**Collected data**
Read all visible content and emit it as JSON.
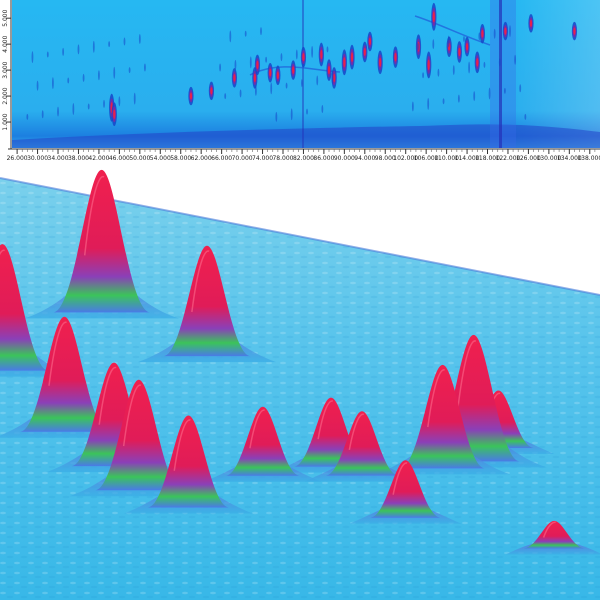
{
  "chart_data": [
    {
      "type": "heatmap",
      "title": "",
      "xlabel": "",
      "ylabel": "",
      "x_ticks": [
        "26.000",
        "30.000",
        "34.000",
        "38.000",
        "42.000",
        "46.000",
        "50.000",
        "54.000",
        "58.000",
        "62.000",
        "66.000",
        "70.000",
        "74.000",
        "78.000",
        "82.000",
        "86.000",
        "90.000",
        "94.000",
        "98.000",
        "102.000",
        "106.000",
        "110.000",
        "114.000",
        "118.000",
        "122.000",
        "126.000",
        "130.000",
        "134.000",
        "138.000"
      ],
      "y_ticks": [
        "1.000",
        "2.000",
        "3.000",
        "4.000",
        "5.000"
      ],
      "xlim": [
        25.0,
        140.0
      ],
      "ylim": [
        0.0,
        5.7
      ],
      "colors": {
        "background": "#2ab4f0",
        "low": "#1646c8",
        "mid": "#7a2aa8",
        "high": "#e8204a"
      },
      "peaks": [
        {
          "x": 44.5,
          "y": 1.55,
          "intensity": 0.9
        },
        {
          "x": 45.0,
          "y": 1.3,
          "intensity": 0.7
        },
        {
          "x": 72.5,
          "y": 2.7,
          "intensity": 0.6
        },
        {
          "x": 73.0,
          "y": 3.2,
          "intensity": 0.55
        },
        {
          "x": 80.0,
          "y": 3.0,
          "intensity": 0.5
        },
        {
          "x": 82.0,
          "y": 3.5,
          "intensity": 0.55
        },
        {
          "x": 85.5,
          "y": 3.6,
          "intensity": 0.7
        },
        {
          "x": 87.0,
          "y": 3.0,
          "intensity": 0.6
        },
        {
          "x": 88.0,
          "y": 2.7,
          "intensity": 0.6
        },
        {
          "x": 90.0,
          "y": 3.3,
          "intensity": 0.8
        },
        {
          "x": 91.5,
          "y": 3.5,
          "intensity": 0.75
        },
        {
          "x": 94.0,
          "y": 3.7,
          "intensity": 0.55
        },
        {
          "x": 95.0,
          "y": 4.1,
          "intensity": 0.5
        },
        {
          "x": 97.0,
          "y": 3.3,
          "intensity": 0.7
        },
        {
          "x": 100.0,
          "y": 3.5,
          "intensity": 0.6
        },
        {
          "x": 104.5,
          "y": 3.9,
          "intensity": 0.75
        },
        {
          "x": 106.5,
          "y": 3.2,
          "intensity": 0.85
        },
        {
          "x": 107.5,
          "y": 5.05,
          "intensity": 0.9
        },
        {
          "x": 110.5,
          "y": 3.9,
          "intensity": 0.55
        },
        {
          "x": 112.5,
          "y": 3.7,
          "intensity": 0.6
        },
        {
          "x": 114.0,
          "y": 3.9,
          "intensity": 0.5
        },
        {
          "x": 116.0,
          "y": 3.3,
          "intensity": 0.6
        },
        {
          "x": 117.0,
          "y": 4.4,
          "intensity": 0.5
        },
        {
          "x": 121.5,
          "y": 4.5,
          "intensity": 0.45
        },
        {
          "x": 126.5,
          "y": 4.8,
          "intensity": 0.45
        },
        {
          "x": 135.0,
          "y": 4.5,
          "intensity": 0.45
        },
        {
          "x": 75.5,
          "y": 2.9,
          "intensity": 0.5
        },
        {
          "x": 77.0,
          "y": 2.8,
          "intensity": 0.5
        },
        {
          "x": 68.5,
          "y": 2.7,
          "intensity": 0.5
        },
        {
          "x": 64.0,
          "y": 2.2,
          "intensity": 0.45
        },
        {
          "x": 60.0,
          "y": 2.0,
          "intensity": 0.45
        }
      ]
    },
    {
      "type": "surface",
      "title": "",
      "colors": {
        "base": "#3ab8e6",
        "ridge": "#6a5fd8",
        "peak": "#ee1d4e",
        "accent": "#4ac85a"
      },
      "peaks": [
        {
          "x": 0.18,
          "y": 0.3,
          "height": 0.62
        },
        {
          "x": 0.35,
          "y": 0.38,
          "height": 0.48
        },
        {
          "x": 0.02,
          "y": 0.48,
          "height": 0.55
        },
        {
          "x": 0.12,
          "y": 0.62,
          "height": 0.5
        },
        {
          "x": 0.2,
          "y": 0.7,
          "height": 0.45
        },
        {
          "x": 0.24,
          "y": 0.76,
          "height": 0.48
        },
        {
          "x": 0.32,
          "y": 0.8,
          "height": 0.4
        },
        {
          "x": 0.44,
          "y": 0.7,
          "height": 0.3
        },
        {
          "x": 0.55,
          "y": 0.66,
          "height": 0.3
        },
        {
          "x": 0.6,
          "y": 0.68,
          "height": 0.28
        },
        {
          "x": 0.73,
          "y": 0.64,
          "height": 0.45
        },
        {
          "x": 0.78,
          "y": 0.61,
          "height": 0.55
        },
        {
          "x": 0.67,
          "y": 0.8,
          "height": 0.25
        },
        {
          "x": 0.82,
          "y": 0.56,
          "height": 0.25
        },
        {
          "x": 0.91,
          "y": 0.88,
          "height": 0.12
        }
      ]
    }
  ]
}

**Stated task**
Write out the records above exactly as they stand, leaving out every picture.

**Solution for this problem**
Read all visible content and emit it as JSON.
{
  "chart_data": [
    {
      "type": "heatmap",
      "title": "",
      "xlabel": "",
      "ylabel": "",
      "x_ticks": [
        "26.000",
        "30.000",
        "34.000",
        "38.000",
        "42.000",
        "46.000",
        "50.000",
        "54.000",
        "58.000",
        "62.000",
        "66.000",
        "70.000",
        "74.000",
        "78.000",
        "82.000",
        "86.000",
        "90.000",
        "94.000",
        "98.000",
        "102.000",
        "106.000",
        "110.000",
        "114.000",
        "118.000",
        "122.000",
        "126.000",
        "130.000",
        "134.000",
        "138.000"
      ],
      "y_ticks": [
        "1.000",
        "2.000",
        "3.000",
        "4.000",
        "5.000"
      ],
      "xlim": [
        25.0,
        140.0
      ],
      "ylim": [
        0.0,
        5.7
      ],
      "colors": {
        "background": "#2ab4f0",
        "low": "#1646c8",
        "mid": "#7a2aa8",
        "high": "#e8204a"
      },
      "peaks": [
        {
          "x": 44.5,
          "y": 1.55,
          "intensity": 0.9
        },
        {
          "x": 45.0,
          "y": 1.3,
          "intensity": 0.7
        },
        {
          "x": 72.5,
          "y": 2.7,
          "intensity": 0.6
        },
        {
          "x": 73.0,
          "y": 3.2,
          "intensity": 0.55
        },
        {
          "x": 80.0,
          "y": 3.0,
          "intensity": 0.5
        },
        {
          "x": 82.0,
          "y": 3.5,
          "intensity": 0.55
        },
        {
          "x": 85.5,
          "y": 3.6,
          "intensity": 0.7
        },
        {
          "x": 87.0,
          "y": 3.0,
          "intensity": 0.6
        },
        {
          "x": 88.0,
          "y": 2.7,
          "intensity": 0.6
        },
        {
          "x": 90.0,
          "y": 3.3,
          "intensity": 0.8
        },
        {
          "x": 91.5,
          "y": 3.5,
          "intensity": 0.75
        },
        {
          "x": 94.0,
          "y": 3.7,
          "intensity": 0.55
        },
        {
          "x": 95.0,
          "y": 4.1,
          "intensity": 0.5
        },
        {
          "x": 97.0,
          "y": 3.3,
          "intensity": 0.7
        },
        {
          "x": 100.0,
          "y": 3.5,
          "intensity": 0.6
        },
        {
          "x": 104.5,
          "y": 3.9,
          "intensity": 0.75
        },
        {
          "x": 106.5,
          "y": 3.2,
          "intensity": 0.85
        },
        {
          "x": 107.5,
          "y": 5.05,
          "intensity": 0.9
        },
        {
          "x": 110.5,
          "y": 3.9,
          "intensity": 0.55
        },
        {
          "x": 112.5,
          "y": 3.7,
          "intensity": 0.6
        },
        {
          "x": 114.0,
          "y": 3.9,
          "intensity": 0.5
        },
        {
          "x": 116.0,
          "y": 3.3,
          "intensity": 0.6
        },
        {
          "x": 117.0,
          "y": 4.4,
          "intensity": 0.5
        },
        {
          "x": 121.5,
          "y": 4.5,
          "intensity": 0.45
        },
        {
          "x": 126.5,
          "y": 4.8,
          "intensity": 0.45
        },
        {
          "x": 135.0,
          "y": 4.5,
          "intensity": 0.45
        },
        {
          "x": 75.5,
          "y": 2.9,
          "intensity": 0.5
        },
        {
          "x": 77.0,
          "y": 2.8,
          "intensity": 0.5
        },
        {
          "x": 68.5,
          "y": 2.7,
          "intensity": 0.5
        },
        {
          "x": 64.0,
          "y": 2.2,
          "intensity": 0.45
        },
        {
          "x": 60.0,
          "y": 2.0,
          "intensity": 0.45
        }
      ]
    },
    {
      "type": "surface",
      "title": "",
      "colors": {
        "base": "#3ab8e6",
        "ridge": "#6a5fd8",
        "peak": "#ee1d4e",
        "accent": "#4ac85a"
      },
      "peaks": [
        {
          "x": 0.18,
          "y": 0.3,
          "height": 0.62
        },
        {
          "x": 0.35,
          "y": 0.38,
          "height": 0.48
        },
        {
          "x": 0.02,
          "y": 0.48,
          "height": 0.55
        },
        {
          "x": 0.12,
          "y": 0.62,
          "height": 0.5
        },
        {
          "x": 0.2,
          "y": 0.7,
          "height": 0.45
        },
        {
          "x": 0.24,
          "y": 0.76,
          "height": 0.48
        },
        {
          "x": 0.32,
          "y": 0.8,
          "height": 0.4
        },
        {
          "x": 0.44,
          "y": 0.7,
          "height": 0.3
        },
        {
          "x": 0.55,
          "y": 0.66,
          "height": 0.3
        },
        {
          "x": 0.6,
          "y": 0.68,
          "height": 0.28
        },
        {
          "x": 0.73,
          "y": 0.64,
          "height": 0.45
        },
        {
          "x": 0.78,
          "y": 0.61,
          "height": 0.55
        },
        {
          "x": 0.67,
          "y": 0.8,
          "height": 0.25
        },
        {
          "x": 0.82,
          "y": 0.56,
          "height": 0.25
        },
        {
          "x": 0.91,
          "y": 0.88,
          "height": 0.12
        }
      ]
    }
  ]
}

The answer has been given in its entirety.